» WHAT TO PRODUCE
Can the data below be set down again exactly, line for line?

» DATASET RECORDS

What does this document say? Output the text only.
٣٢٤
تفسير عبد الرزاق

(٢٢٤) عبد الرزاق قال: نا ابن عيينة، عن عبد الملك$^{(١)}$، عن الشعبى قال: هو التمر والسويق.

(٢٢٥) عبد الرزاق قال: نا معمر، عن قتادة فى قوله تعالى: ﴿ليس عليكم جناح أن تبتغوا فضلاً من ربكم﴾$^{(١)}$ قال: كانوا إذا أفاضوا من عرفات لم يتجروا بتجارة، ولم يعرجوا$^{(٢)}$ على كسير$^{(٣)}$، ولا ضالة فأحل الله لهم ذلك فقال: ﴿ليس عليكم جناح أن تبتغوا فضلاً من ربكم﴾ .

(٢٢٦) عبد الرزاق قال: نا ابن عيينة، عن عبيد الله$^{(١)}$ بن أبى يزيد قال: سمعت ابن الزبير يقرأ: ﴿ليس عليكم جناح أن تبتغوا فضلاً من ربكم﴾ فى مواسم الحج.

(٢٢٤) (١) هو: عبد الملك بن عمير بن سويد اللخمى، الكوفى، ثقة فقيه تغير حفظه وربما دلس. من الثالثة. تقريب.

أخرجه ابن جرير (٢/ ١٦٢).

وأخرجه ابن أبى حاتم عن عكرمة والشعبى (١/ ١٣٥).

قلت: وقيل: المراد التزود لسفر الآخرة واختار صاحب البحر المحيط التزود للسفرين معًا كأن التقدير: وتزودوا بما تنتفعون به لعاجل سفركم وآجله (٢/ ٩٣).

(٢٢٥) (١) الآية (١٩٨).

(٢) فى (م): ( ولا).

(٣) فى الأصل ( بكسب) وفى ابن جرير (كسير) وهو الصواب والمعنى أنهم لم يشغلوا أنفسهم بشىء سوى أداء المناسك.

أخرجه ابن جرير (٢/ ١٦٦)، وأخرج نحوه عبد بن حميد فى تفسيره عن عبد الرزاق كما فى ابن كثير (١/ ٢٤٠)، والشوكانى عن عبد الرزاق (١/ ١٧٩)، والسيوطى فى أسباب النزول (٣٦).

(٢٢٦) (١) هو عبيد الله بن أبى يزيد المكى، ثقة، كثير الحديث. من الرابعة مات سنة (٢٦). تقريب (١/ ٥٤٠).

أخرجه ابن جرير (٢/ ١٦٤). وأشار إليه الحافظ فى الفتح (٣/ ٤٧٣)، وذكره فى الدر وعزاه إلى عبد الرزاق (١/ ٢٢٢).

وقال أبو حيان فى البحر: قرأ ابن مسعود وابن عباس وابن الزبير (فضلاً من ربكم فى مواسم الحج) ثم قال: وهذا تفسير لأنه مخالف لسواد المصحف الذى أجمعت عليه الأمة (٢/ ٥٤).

» WRITTEN RESPONSE
What does this document say? Output the text only.
٣٢٤
تفسير عبد الرزاق

(٢٢٤) عبد الرزاق قال: نا ابن عيينة، عن عبد الملك$^{(١)}$، عن الشعبى قال: هو التمر والسويق.

(٢٢٥) عبد الرزاق قال: نا معمر، عن قتادة فى قوله تعالى: ﴿ليس عليكم جناح أن تبتغوا فضلاً من ربكم﴾$^{(١)}$ قال: كانوا إذا أفاضوا من عرفات لم يتجروا بتجارة، ولم يعرجوا$^{(٢)}$ على كسير$^{(٣)}$، ولا ضالة فأحل الله لهم ذلك فقال: ﴿ليس عليكم جناح أن تبتغوا فضلاً من ربكم﴾ .

(٢٢٦) عبد الرزاق قال: نا ابن عيينة، عن عبيد الله$^{(١)}$ بن أبى يزيد قال: سمعت ابن الزبير يقرأ: ﴿ليس عليكم جناح أن تبتغوا فضلاً من ربكم﴾ فى مواسم الحج.

(٢٢٤) (١) هو: عبد الملك بن عمير بن سويد اللخمى، الكوفى، ثقة فقيه تغير حفظه وربما دلس. من الثالثة. تقريب.

أخرجه ابن جرير (٢/ ١٦٢).

وأخرجه ابن أبى حاتم عن عكرمة والشعبى (١/ ١٣٥).

قلت: وقيل: المراد التزود لسفر الآخرة واختار صاحب البحر المحيط التزود للسفرين معًا كأن التقدير: وتزودوا بما تنتفعون به لعاجل سفركم وآجله (٢/ ٩٣).

(٢٢٥) (١) الآية (١٩٨).

(٢) فى (م): ( ولا).

(٣) فى الأصل ( بكسب) وفى ابن جرير (كسير) وهو الصواب والمعنى أنهم لم يشغلوا أنفسهم بشىء سوى أداء المناسك.

أخرجه ابن جرير (٢/ ١٦٦)، وأخرج نحوه عبد بن حميد فى تفسيره عن عبد الرزاق كما فى ابن كثير (١/ ٢٤٠)، والشوكانى عن عبد الرزاق (١/ ١٧٩)، والسيوطى فى أسباب النزول (٣٦).

(٢٢٦) (١) هو عبيد الله بن أبى يزيد المكى، ثقة، كثير الحديث. من الرابعة مات سنة (٢٦). تقريب (١/ ٥٤٠).

أخرجه ابن جرير (٢/ ١٦٤). وأشار إليه الحافظ فى الفتح (٣/ ٤٧٣)، وذكره فى الدر وعزاه إلى عبد الرزاق (١/ ٢٢٢).

وقال أبو حيان فى البحر: قرأ ابن مسعود وابن عباس وابن الزبير (فضلاً من ربكم فى مواسم الحج) ثم قال: وهذا تفسير لأنه مخالف لسواد المصحف الذى أجمعت عليه الأمة (٢/ ٥٤).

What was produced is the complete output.